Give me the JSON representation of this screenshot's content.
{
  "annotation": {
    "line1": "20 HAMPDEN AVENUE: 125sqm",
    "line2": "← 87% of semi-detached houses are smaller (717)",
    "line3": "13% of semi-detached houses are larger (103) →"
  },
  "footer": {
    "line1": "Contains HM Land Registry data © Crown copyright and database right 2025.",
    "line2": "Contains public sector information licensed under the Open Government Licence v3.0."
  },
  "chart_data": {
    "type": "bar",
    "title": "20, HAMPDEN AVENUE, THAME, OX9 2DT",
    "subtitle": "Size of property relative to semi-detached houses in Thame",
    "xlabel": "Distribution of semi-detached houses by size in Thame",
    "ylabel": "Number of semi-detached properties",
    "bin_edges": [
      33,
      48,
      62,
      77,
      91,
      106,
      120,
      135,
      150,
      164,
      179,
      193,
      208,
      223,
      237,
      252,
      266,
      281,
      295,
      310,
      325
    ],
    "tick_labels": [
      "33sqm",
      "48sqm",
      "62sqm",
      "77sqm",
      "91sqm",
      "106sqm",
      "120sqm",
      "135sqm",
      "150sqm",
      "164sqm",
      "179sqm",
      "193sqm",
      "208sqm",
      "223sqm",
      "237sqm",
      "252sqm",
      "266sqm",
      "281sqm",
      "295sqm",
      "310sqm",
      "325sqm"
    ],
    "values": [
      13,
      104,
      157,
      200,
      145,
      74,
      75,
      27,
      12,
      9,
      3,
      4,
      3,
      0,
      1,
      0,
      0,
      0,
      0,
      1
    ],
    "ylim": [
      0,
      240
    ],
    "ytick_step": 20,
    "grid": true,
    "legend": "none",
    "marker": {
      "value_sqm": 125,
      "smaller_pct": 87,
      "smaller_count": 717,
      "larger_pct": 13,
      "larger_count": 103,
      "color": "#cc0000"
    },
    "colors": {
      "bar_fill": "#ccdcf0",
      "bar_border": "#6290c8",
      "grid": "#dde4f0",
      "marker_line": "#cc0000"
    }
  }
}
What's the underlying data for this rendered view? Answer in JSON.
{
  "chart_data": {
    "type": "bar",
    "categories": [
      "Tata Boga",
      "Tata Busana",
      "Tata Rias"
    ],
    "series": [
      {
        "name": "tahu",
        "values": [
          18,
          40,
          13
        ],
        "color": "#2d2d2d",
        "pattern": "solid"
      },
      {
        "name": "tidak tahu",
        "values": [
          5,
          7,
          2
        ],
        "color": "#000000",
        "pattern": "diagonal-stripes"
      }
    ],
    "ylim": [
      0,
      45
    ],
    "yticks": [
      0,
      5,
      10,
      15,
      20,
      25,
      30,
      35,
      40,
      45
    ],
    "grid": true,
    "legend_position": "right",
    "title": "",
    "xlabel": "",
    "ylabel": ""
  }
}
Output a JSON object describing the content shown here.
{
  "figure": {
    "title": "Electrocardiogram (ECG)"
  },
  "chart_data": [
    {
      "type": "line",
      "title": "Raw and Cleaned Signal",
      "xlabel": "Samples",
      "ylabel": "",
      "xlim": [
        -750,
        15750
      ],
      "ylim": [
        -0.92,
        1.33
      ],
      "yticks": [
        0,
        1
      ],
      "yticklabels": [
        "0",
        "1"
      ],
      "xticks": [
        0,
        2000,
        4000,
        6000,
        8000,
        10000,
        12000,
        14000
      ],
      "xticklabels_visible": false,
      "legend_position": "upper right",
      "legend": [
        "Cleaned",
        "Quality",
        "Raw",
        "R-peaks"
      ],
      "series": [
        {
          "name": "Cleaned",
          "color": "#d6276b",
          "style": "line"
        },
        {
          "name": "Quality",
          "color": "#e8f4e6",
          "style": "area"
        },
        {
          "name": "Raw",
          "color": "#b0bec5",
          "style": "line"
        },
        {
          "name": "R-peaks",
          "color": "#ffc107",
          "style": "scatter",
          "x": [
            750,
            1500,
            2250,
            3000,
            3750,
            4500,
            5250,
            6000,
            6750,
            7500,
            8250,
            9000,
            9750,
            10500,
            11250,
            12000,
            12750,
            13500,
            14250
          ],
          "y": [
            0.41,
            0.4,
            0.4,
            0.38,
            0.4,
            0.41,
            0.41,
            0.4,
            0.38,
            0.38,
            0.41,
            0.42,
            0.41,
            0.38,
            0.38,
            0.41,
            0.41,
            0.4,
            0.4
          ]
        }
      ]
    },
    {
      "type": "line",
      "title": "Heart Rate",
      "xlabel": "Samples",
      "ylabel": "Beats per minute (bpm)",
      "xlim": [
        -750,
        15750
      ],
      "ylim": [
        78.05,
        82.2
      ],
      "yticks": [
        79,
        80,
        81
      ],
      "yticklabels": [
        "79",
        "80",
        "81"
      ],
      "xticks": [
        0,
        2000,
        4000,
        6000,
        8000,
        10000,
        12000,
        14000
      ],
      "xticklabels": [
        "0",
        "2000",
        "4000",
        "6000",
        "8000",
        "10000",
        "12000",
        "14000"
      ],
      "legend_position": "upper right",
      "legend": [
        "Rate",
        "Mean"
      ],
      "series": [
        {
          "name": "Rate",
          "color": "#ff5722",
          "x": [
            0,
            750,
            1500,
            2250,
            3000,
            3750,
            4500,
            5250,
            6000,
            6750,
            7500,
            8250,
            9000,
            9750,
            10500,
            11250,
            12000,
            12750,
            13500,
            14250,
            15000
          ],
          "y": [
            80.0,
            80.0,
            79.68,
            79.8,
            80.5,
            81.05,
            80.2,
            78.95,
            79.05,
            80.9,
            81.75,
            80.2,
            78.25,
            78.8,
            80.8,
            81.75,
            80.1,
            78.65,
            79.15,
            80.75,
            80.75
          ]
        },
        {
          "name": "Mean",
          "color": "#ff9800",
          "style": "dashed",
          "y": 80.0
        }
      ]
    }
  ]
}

########

### Exercise directions
Extract the full listing above without alteration.

### Right answer
Give me the JSON representation of this screenshot's content.
{
  "annotation": {
    "line1": "20 HAMPDEN AVENUE: 125sqm",
    "line2": "← 87% of semi-detached houses are smaller (717)",
    "line3": "13% of semi-detached houses are larger (103) →"
  },
  "footer": {
    "line1": "Contains HM Land Registry data © Crown copyright and database right 2025.",
    "line2": "Contains public sector information licensed under the Open Government Licence v3.0."
  },
  "chart_data": {
    "type": "bar",
    "title": "20, HAMPDEN AVENUE, THAME, OX9 2DT",
    "subtitle": "Size of property relative to semi-detached houses in Thame",
    "xlabel": "Distribution of semi-detached houses by size in Thame",
    "ylabel": "Number of semi-detached properties",
    "bin_edges": [
      33,
      48,
      62,
      77,
      91,
      106,
      120,
      135,
      150,
      164,
      179,
      193,
      208,
      223,
      237,
      252,
      266,
      281,
      295,
      310,
      325
    ],
    "tick_labels": [
      "33sqm",
      "48sqm",
      "62sqm",
      "77sqm",
      "91sqm",
      "106sqm",
      "120sqm",
      "135sqm",
      "150sqm",
      "164sqm",
      "179sqm",
      "193sqm",
      "208sqm",
      "223sqm",
      "237sqm",
      "252sqm",
      "266sqm",
      "281sqm",
      "295sqm",
      "310sqm",
      "325sqm"
    ],
    "values": [
      13,
      104,
      157,
      200,
      145,
      74,
      75,
      27,
      12,
      9,
      3,
      4,
      3,
      0,
      1,
      0,
      0,
      0,
      0,
      1
    ],
    "ylim": [
      0,
      240
    ],
    "ytick_step": 20,
    "grid": true,
    "legend": "none",
    "marker": {
      "value_sqm": 125,
      "smaller_pct": 87,
      "smaller_count": 717,
      "larger_pct": 13,
      "larger_count": 103,
      "color": "#cc0000"
    },
    "colors": {
      "bar_fill": "#ccdcf0",
      "bar_border": "#6290c8",
      "grid": "#dde4f0",
      "marker_line": "#cc0000"
    }
  }
}
What's the underlying data for this rendered view? Answer in JSON.
{
  "chart_data": {
    "type": "bar",
    "categories": [
      "Tata Boga",
      "Tata Busana",
      "Tata Rias"
    ],
    "series": [
      {
        "name": "tahu",
        "values": [
          18,
          40,
          13
        ],
        "color": "#2d2d2d",
        "pattern": "solid"
      },
      {
        "name": "tidak tahu",
        "values": [
          5,
          7,
          2
        ],
        "color": "#000000",
        "pattern": "diagonal-stripes"
      }
    ],
    "ylim": [
      0,
      45
    ],
    "yticks": [
      0,
      5,
      10,
      15,
      20,
      25,
      30,
      35,
      40,
      45
    ],
    "grid": true,
    "legend_position": "right",
    "title": "",
    "xlabel": "",
    "ylabel": ""
  }
}
Output a JSON object describing the content shown here.
{
  "figure": {
    "title": "Electrocardiogram (ECG)"
  },
  "chart_data": [
    {
      "type": "line",
      "title": "Raw and Cleaned Signal",
      "xlabel": "Samples",
      "ylabel": "",
      "xlim": [
        -750,
        15750
      ],
      "ylim": [
        -0.92,
        1.33
      ],
      "yticks": [
        0,
        1
      ],
      "yticklabels": [
        "0",
        "1"
      ],
      "xticks": [
        0,
        2000,
        4000,
        6000,
        8000,
        10000,
        12000,
        14000
      ],
      "xticklabels_visible": false,
      "legend_position": "upper right",
      "legend": [
        "Cleaned",
        "Quality",
        "Raw",
        "R-peaks"
      ],
      "series": [
        {
          "name": "Cleaned",
          "color": "#d6276b",
          "style": "line"
        },
        {
          "name": "Quality",
          "color": "#e8f4e6",
          "style": "area"
        },
        {
          "name": "Raw",
          "color": "#b0bec5",
          "style": "line"
        },
        {
          "name": "R-peaks",
          "color": "#ffc107",
          "style": "scatter",
          "x": [
            750,
            1500,
            2250,
            3000,
            3750,
            4500,
            5250,
            6000,
            6750,
            7500,
            8250,
            9000,
            9750,
            10500,
            11250,
            12000,
            12750,
            13500,
            14250
          ],
          "y": [
            0.41,
            0.4,
            0.4,
            0.38,
            0.4,
            0.41,
            0.41,
            0.4,
            0.38,
            0.38,
            0.41,
            0.42,
            0.41,
            0.38,
            0.38,
            0.41,
            0.41,
            0.4,
            0.4
          ]
        }
      ]
    },
    {
      "type": "line",
      "title": "Heart Rate",
      "xlabel": "Samples",
      "ylabel": "Beats per minute (bpm)",
      "xlim": [
        -750,
        15750
      ],
      "ylim": [
        78.05,
        82.2
      ],
      "yticks": [
        79,
        80,
        81
      ],
      "yticklabels": [
        "79",
        "80",
        "81"
      ],
      "xticks": [
        0,
        2000,
        4000,
        6000,
        8000,
        10000,
        12000,
        14000
      ],
      "xticklabels": [
        "0",
        "2000",
        "4000",
        "6000",
        "8000",
        "10000",
        "12000",
        "14000"
      ],
      "legend_position": "upper right",
      "legend": [
        "Rate",
        "Mean"
      ],
      "series": [
        {
          "name": "Rate",
          "color": "#ff5722",
          "x": [
            0,
            750,
            1500,
            2250,
            3000,
            3750,
            4500,
            5250,
            6000,
            6750,
            7500,
            8250,
            9000,
            9750,
            10500,
            11250,
            12000,
            12750,
            13500,
            14250,
            15000
          ],
          "y": [
            80.0,
            80.0,
            79.68,
            79.8,
            80.5,
            81.05,
            80.2,
            78.95,
            79.05,
            80.9,
            81.75,
            80.2,
            78.25,
            78.8,
            80.8,
            81.75,
            80.1,
            78.65,
            79.15,
            80.75,
            80.75
          ]
        },
        {
          "name": "Mean",
          "color": "#ff9800",
          "style": "dashed",
          "y": 80.0
        }
      ]
    }
  ]
}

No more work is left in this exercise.